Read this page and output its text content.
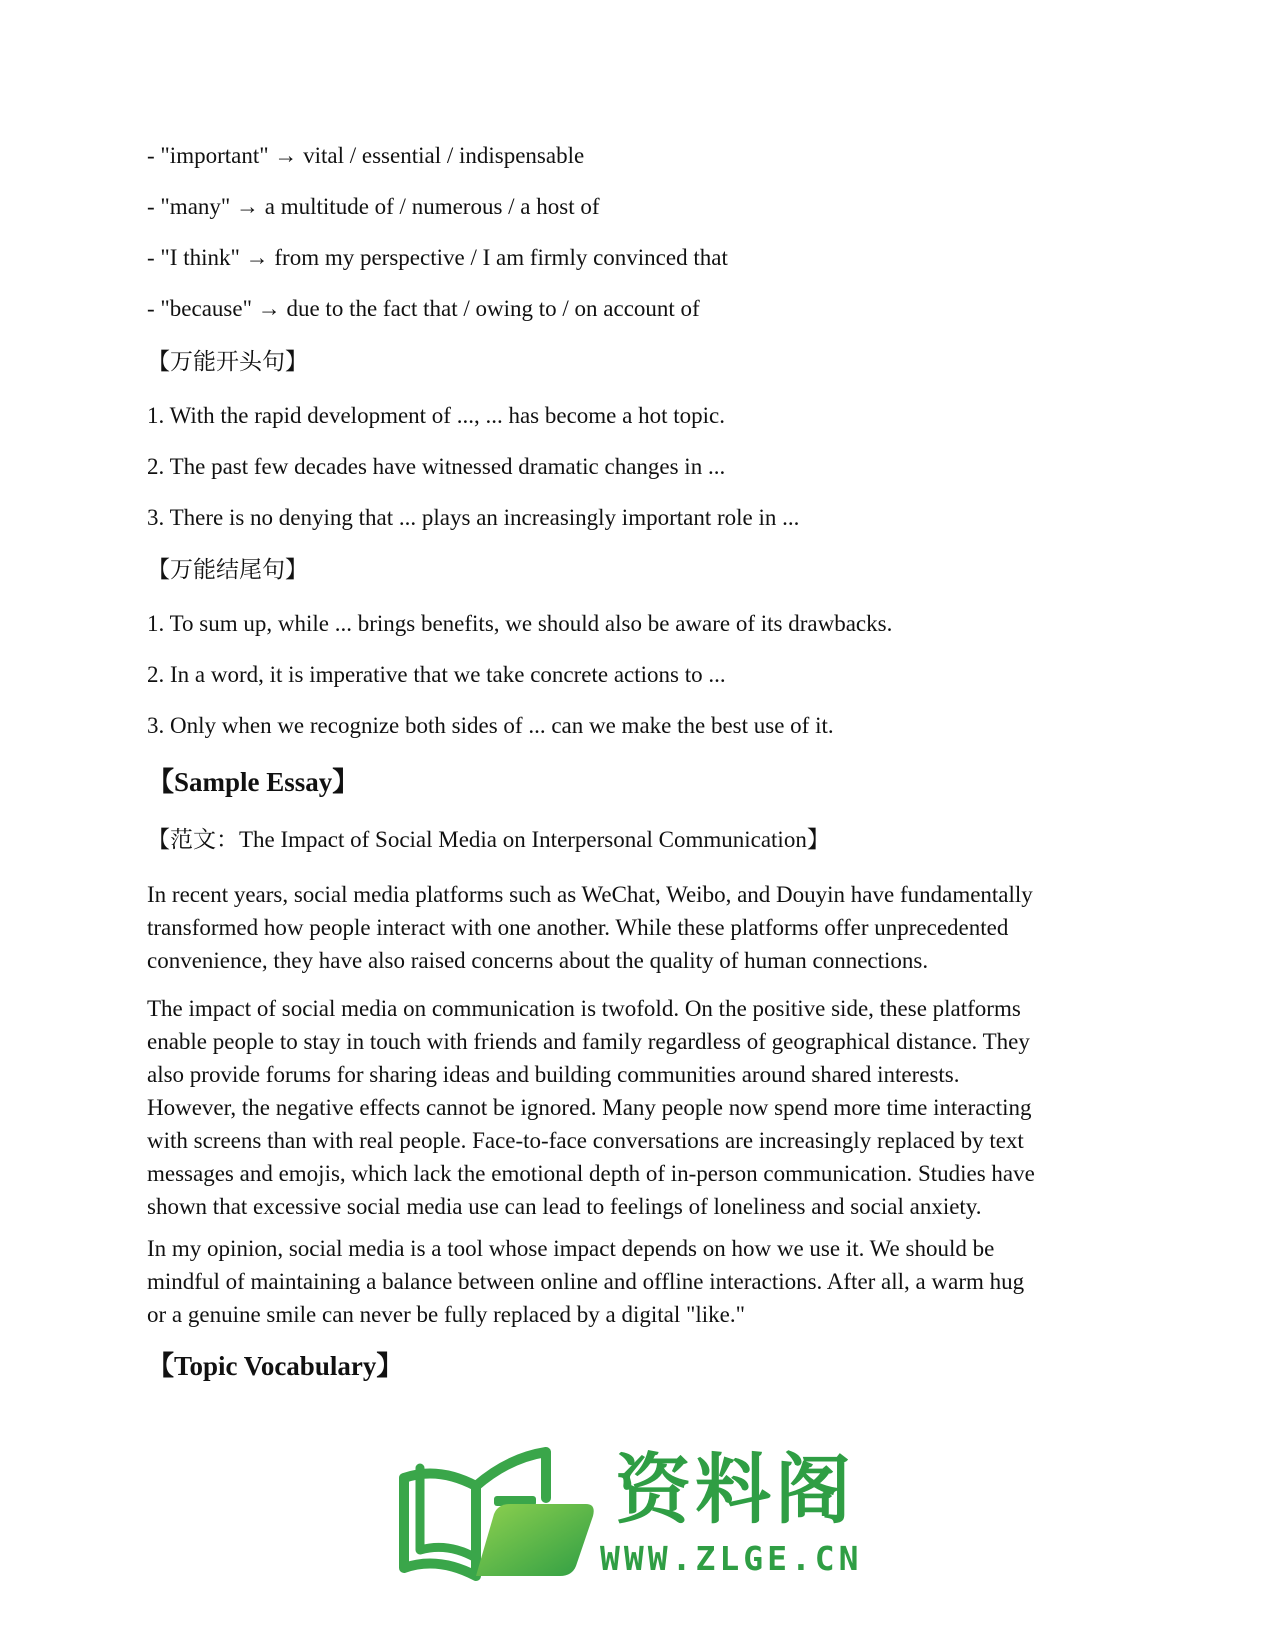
- "important" → vital / essential / indispensable
- "many" → a multitude of / numerous / a host of
- "I think" → from my perspective / I am firmly convinced that
- "because" → due to the fact that / owing to / on account of
【万能开头句】
1. With the rapid development of ..., ... has become a hot topic.
2. The past few decades have witnessed dramatic changes in ...
3. There is no denying that ... plays an increasingly important role in ...
【万能结尾句】
1. To sum up, while ... brings benefits, we should also be aware of its drawbacks.
2. In a word, it is imperative that we take concrete actions to ...
3. Only when we recognize both sides of ... can we make the best use of it.
【Sample Essay】
【范文：The Impact of Social Media on Interpersonal Communication】
In recent years, social media platforms such as WeChat, Weibo, and Douyin have fundamentally
transformed how people interact with one another. While these platforms offer unprecedented
convenience, they have also raised concerns about the quality of human connections.
The impact of social media on communication is twofold. On the positive side, these platforms
enable people to stay in touch with friends and family regardless of geographical distance. They
also provide forums for sharing ideas and building communities around shared interests.
However, the negative effects cannot be ignored. Many people now spend more time interacting
with screens than with real people. Face-to-face conversations are increasingly replaced by text
messages and emojis, which lack the emotional depth of in-person communication. Studies have
shown that excessive social media use can lead to feelings of loneliness and social anxiety.
In my opinion, social media is a tool whose impact depends on how we use it. We should be
mindful of maintaining a balance between online and offline interactions. After all, a warm hug
or a genuine smile can never be fully replaced by a digital "like."
【Topic Vocabulary】
资料阁
WWW.ZLGE.CN
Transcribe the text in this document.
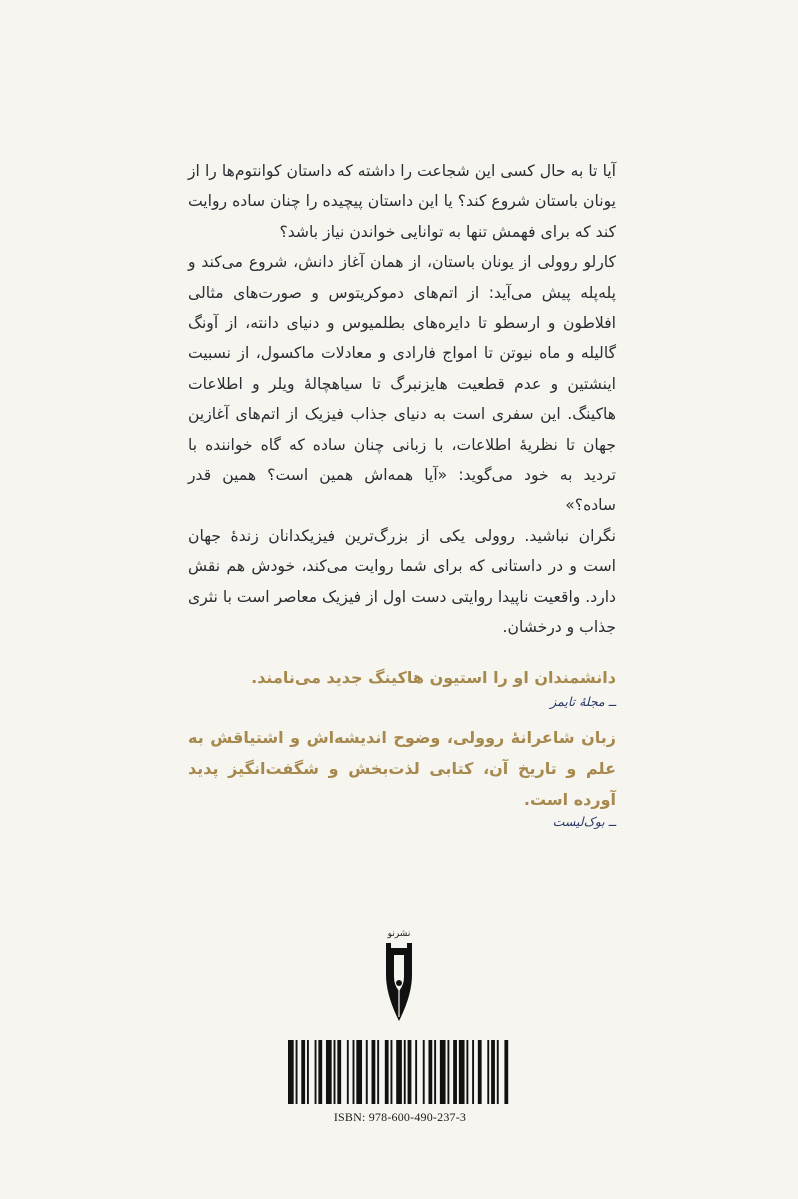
آیا تا به حال کسی این شجاعت را داشته که داستان کوانتوم‌ها را از یونان باستان شروع کند؟ یا این داستان پیچیده را چنان ساده روایت کند که برای فهمش تنها به توانایی خواندن نیاز باشد؟

کارلو روولی از یونان باستان، از همان آغاز دانش، شروع می‌کند و پله‌پله پیش می‌آید: از اتم‌های دموکریتوس و صورت‌های مثالی افلاطون و ارسطو تا دایره‌های بطلمیوس و دنیای دانته، از آونگ گالیله و ماه نیوتن تا امواج فارادی و معادلات ماکسول، از نسبیت اینشتین و عدم قطعیت هایزنبرگ تا سیاهچالهٔ ویلر و اطلاعات هاکینگ. این سفری است به دنیای جذاب فیزیک از اتم‌های آغازین جهان تا نظریهٔ اطلاعات، با زبانی چنان ساده که گاه خواننده با تردید به خود می‌گوید: «آیا همه‌اش همین است؟ همین قدر ساده؟»

نگران نباشید. روولی یکی از بزرگ‌ترین فیزیکدانان زندهٔ جهان است و در داستانی که برای شما روایت می‌کند، خودش هم نقش دارد. واقعیت ناپیدا روایتی دست اول از فیزیک معاصر است با نثری جذاب و درخشان.

دانشمندان او را استیون هاکینگ جدید می‌نامند.

ــ مجلهٔ تایمز

زبان شاعرانهٔ روولی، وضوح اندیشه‌اش و اشتیاقش به علم و تاریخ آن، کتابی لذت‌بخش و شگفت‌انگیز پدید آورده است.

ــ بوک‌لیست

نشرنو
ISBN: 978-600-490-237-3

* WHAT TO WORK ON *
Pick out lines containing the word "these", each one as written.

* OUTPUT OF THE TASK *
transformed how people interact with one another. While these platforms offer unprecedented
The impact of social media on communication is twofold. On the positive side, these platforms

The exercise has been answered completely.